* BEGIN Quoted passage *
Man Bites Dog (1992): I Need to Take a Shower

Merry almost ho-ho everyone! Ah, the time of yule; when all good intentions of work are tossed aside with childlike glee. While watching just as many movies as always (as my family is similarly addicted to cinema), there seems to be less time to sit and write about what I am viewing. I intend to continue over the holidays, but you know what they say about the road to hell…

However, some films demand reviewing, as is the case with Man Bites Dog (1992) – alternatively known as C’est Arrive Pres de Chez Vous (It Happened in Your Neighbourhood) – a Belgian film directed by Remy Belvaux, AndrĂ© Bonzel, and Benoit Poelvoode, each of whom appear to play themselves in the film (although, one hopes with little to no veracity).
* END Quoted passage *
* BEGIN Records *
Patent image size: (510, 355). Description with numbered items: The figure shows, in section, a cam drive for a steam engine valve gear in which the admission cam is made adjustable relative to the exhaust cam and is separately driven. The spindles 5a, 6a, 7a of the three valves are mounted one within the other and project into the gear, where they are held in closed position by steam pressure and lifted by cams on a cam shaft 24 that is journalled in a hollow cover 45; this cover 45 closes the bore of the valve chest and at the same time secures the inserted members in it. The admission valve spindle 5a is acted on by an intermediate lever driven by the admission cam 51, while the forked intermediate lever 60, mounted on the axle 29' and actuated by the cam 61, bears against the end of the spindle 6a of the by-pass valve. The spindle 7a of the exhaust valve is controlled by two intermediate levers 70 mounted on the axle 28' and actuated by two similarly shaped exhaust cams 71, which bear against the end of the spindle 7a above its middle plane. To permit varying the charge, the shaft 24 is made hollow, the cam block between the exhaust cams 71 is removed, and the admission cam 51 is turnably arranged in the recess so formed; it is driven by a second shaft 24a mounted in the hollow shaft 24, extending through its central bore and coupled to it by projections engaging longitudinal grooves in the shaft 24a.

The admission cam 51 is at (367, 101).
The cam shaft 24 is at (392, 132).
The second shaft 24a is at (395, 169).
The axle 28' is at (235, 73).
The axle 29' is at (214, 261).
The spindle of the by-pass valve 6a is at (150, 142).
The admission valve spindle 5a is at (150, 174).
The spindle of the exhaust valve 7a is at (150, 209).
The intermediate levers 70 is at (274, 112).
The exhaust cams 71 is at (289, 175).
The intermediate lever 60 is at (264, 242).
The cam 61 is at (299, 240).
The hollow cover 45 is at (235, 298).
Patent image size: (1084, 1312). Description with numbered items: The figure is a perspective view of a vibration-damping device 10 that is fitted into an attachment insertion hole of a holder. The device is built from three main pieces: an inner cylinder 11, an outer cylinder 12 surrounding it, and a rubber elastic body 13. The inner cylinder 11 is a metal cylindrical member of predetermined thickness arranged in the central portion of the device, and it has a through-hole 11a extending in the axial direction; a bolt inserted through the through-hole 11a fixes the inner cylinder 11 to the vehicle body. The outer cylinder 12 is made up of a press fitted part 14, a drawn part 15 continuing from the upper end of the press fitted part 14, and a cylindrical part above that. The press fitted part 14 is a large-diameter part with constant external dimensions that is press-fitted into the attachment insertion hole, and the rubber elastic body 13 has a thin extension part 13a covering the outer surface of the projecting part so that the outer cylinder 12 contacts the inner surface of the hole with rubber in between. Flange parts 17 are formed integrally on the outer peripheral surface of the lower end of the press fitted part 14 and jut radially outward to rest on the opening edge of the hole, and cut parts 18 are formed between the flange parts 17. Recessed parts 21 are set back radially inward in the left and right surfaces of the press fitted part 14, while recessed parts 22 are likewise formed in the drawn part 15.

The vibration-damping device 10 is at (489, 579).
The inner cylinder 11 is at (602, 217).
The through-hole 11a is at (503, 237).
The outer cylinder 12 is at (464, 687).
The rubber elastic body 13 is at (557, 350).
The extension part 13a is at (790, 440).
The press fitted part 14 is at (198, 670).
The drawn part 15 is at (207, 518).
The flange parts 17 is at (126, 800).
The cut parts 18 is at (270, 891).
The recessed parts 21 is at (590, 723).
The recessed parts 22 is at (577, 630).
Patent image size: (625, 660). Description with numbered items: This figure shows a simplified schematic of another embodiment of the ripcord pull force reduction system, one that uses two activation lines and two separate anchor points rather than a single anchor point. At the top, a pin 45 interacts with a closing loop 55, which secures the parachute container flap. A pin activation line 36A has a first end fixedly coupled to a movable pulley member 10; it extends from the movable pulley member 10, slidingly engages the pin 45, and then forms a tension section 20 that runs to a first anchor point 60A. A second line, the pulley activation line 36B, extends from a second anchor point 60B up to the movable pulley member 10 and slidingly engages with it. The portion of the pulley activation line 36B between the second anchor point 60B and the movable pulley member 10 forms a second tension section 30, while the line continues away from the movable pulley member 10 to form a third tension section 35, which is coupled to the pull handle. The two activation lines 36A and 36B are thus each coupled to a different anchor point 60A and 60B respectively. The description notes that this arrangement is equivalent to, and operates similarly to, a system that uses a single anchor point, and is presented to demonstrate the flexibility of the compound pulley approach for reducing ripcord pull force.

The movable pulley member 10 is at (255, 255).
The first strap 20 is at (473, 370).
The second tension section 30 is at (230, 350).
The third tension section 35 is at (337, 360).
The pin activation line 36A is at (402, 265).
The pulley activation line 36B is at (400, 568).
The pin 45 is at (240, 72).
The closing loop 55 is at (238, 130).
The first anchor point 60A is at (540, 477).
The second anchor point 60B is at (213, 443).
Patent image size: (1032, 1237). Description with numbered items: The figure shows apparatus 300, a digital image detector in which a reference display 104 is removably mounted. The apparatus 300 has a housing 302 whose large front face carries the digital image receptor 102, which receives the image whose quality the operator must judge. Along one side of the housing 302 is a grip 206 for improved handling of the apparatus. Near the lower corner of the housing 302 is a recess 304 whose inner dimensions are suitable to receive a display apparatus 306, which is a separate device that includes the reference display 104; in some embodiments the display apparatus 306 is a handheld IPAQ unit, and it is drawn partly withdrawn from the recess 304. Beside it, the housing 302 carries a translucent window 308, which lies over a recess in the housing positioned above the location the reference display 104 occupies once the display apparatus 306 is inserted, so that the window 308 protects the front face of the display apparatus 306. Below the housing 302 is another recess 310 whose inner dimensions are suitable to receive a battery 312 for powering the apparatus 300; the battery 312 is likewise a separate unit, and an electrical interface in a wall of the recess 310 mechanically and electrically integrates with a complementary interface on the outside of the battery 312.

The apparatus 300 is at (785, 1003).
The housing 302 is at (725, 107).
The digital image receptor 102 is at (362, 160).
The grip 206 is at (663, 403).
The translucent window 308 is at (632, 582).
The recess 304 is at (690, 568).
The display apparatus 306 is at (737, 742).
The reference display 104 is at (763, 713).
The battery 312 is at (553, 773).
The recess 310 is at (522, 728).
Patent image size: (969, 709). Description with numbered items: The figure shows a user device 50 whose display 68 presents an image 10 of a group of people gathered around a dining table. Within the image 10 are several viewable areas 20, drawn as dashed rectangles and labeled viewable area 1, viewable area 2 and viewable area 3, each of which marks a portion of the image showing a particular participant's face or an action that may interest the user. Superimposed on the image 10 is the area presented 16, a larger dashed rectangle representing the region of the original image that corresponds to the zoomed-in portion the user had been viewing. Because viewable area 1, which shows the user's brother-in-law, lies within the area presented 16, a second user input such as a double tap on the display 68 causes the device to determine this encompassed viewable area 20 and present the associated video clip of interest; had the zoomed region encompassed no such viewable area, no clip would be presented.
* END Records *
* _Directive A_
Copy the passage of the Man Bites Dog review from "However, some films" to "to no veracity).".
* _Directive B_
In the Man Bites Dog review, what alternative title is given for the film?

* _Worked solution A_
However, some films demand reviewing, as is the case with Man Bites Dog (1992) – alternatively known as C’est Arrive Pres de Chez Vous (It Happened in Your Neighbourhood) – a Belgian film directed by Remy Belvaux, AndrĂ© Bonzel, and Benoit Poelvoode, each of whom appear to play themselves in the film (although, one hopes with little to no veracity).

* _Worked solution B_
C’est Arrive Pres de Chez Vous (It Happened in Your Neighbourhood)